● **WORK INSTRUCTIONS**
Produce a word-for-word copy of the listing below without its pictures.

● **Dataset records on visual material**
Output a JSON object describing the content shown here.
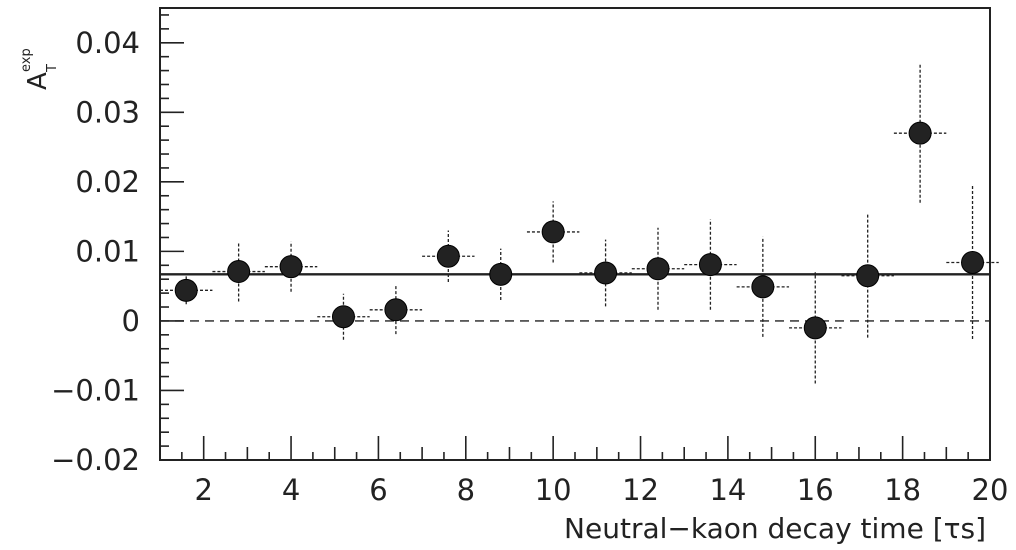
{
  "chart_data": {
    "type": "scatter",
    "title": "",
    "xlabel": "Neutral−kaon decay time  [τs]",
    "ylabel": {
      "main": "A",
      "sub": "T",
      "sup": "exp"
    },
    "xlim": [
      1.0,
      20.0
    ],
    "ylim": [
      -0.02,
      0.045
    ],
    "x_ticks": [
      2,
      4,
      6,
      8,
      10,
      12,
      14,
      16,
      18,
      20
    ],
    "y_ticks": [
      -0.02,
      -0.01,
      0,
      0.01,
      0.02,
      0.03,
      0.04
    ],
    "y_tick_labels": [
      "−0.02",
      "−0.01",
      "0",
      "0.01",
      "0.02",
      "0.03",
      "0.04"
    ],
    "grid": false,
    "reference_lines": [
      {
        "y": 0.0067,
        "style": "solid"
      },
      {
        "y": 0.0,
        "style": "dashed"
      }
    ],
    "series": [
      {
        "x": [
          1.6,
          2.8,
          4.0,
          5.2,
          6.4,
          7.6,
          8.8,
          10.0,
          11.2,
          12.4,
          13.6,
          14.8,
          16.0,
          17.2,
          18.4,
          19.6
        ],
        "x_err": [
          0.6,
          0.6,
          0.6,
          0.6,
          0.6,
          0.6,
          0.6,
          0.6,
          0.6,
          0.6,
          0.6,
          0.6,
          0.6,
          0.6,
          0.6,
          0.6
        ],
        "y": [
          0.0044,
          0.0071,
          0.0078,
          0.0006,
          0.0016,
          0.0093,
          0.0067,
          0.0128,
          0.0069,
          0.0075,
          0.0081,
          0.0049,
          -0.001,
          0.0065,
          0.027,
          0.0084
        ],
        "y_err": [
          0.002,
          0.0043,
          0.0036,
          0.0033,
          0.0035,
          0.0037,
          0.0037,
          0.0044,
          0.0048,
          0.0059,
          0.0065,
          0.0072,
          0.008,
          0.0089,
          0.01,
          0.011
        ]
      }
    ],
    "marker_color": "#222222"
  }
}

● **THE RESULT**
Output a JSON object describing the content shown here.
{
  "chart_data": {
    "type": "scatter",
    "title": "",
    "xlabel": "Neutral−kaon decay time  [τs]",
    "ylabel": {
      "main": "A",
      "sub": "T",
      "sup": "exp"
    },
    "xlim": [
      1.0,
      20.0
    ],
    "ylim": [
      -0.02,
      0.045
    ],
    "x_ticks": [
      2,
      4,
      6,
      8,
      10,
      12,
      14,
      16,
      18,
      20
    ],
    "y_ticks": [
      -0.02,
      -0.01,
      0,
      0.01,
      0.02,
      0.03,
      0.04
    ],
    "y_tick_labels": [
      "−0.02",
      "−0.01",
      "0",
      "0.01",
      "0.02",
      "0.03",
      "0.04"
    ],
    "grid": false,
    "reference_lines": [
      {
        "y": 0.0067,
        "style": "solid"
      },
      {
        "y": 0.0,
        "style": "dashed"
      }
    ],
    "series": [
      {
        "x": [
          1.6,
          2.8,
          4.0,
          5.2,
          6.4,
          7.6,
          8.8,
          10.0,
          11.2,
          12.4,
          13.6,
          14.8,
          16.0,
          17.2,
          18.4,
          19.6
        ],
        "x_err": [
          0.6,
          0.6,
          0.6,
          0.6,
          0.6,
          0.6,
          0.6,
          0.6,
          0.6,
          0.6,
          0.6,
          0.6,
          0.6,
          0.6,
          0.6,
          0.6
        ],
        "y": [
          0.0044,
          0.0071,
          0.0078,
          0.0006,
          0.0016,
          0.0093,
          0.0067,
          0.0128,
          0.0069,
          0.0075,
          0.0081,
          0.0049,
          -0.001,
          0.0065,
          0.027,
          0.0084
        ],
        "y_err": [
          0.002,
          0.0043,
          0.0036,
          0.0033,
          0.0035,
          0.0037,
          0.0037,
          0.0044,
          0.0048,
          0.0059,
          0.0065,
          0.0072,
          0.008,
          0.0089,
          0.01,
          0.011
        ]
      }
    ],
    "marker_color": "#222222"
  }
}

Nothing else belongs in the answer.